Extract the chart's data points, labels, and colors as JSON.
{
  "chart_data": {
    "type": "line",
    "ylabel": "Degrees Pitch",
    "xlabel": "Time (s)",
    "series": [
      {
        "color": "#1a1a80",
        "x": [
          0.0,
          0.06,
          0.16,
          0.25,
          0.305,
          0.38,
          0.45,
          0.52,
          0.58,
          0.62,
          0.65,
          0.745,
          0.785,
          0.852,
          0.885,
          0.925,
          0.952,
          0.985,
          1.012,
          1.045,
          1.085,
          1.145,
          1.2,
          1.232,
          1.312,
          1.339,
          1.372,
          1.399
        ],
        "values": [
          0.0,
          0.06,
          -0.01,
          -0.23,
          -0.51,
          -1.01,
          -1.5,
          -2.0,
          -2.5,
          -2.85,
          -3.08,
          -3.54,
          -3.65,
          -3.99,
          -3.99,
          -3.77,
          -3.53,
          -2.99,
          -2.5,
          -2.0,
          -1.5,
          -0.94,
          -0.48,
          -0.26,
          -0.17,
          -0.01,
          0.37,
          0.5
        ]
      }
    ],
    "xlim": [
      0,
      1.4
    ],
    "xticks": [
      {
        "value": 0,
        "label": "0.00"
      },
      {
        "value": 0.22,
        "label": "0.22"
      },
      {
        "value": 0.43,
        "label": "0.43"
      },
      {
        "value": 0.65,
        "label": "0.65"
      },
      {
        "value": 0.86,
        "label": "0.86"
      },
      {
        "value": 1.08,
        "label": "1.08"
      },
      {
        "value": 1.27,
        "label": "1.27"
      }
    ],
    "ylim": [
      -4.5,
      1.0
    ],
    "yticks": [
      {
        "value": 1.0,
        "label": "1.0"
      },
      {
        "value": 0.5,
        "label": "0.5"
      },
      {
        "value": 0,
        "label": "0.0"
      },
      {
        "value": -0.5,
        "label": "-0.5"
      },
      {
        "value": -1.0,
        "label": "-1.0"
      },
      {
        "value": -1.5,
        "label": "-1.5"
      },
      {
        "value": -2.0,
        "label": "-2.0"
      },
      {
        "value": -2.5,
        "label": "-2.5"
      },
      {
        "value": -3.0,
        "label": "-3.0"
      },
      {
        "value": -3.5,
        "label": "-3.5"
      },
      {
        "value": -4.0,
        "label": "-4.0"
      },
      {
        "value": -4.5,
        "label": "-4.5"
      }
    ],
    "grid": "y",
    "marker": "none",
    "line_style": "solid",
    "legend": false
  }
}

____________________

** Objective **
Make an exact copy of the data above.

** Exercise answer **
Extract the chart's data points, labels, and colors as JSON.
{
  "chart_data": {
    "type": "line",
    "ylabel": "Degrees Pitch",
    "xlabel": "Time (s)",
    "series": [
      {
        "color": "#1a1a80",
        "x": [
          0.0,
          0.06,
          0.16,
          0.25,
          0.305,
          0.38,
          0.45,
          0.52,
          0.58,
          0.62,
          0.65,
          0.745,
          0.785,
          0.852,
          0.885,
          0.925,
          0.952,
          0.985,
          1.012,
          1.045,
          1.085,
          1.145,
          1.2,
          1.232,
          1.312,
          1.339,
          1.372,
          1.399
        ],
        "values": [
          0.0,
          0.06,
          -0.01,
          -0.23,
          -0.51,
          -1.01,
          -1.5,
          -2.0,
          -2.5,
          -2.85,
          -3.08,
          -3.54,
          -3.65,
          -3.99,
          -3.99,
          -3.77,
          -3.53,
          -2.99,
          -2.5,
          -2.0,
          -1.5,
          -0.94,
          -0.48,
          -0.26,
          -0.17,
          -0.01,
          0.37,
          0.5
        ]
      }
    ],
    "xlim": [
      0,
      1.4
    ],
    "xticks": [
      {
        "value": 0,
        "label": "0.00"
      },
      {
        "value": 0.22,
        "label": "0.22"
      },
      {
        "value": 0.43,
        "label": "0.43"
      },
      {
        "value": 0.65,
        "label": "0.65"
      },
      {
        "value": 0.86,
        "label": "0.86"
      },
      {
        "value": 1.08,
        "label": "1.08"
      },
      {
        "value": 1.27,
        "label": "1.27"
      }
    ],
    "ylim": [
      -4.5,
      1.0
    ],
    "yticks": [
      {
        "value": 1.0,
        "label": "1.0"
      },
      {
        "value": 0.5,
        "label": "0.5"
      },
      {
        "value": 0,
        "label": "0.0"
      },
      {
        "value": -0.5,
        "label": "-0.5"
      },
      {
        "value": -1.0,
        "label": "-1.0"
      },
      {
        "value": -1.5,
        "label": "-1.5"
      },
      {
        "value": -2.0,
        "label": "-2.0"
      },
      {
        "value": -2.5,
        "label": "-2.5"
      },
      {
        "value": -3.0,
        "label": "-3.0"
      },
      {
        "value": -3.5,
        "label": "-3.5"
      },
      {
        "value": -4.0,
        "label": "-4.0"
      },
      {
        "value": -4.5,
        "label": "-4.5"
      }
    ],
    "grid": "y",
    "marker": "none",
    "line_style": "solid",
    "legend": false
  }
}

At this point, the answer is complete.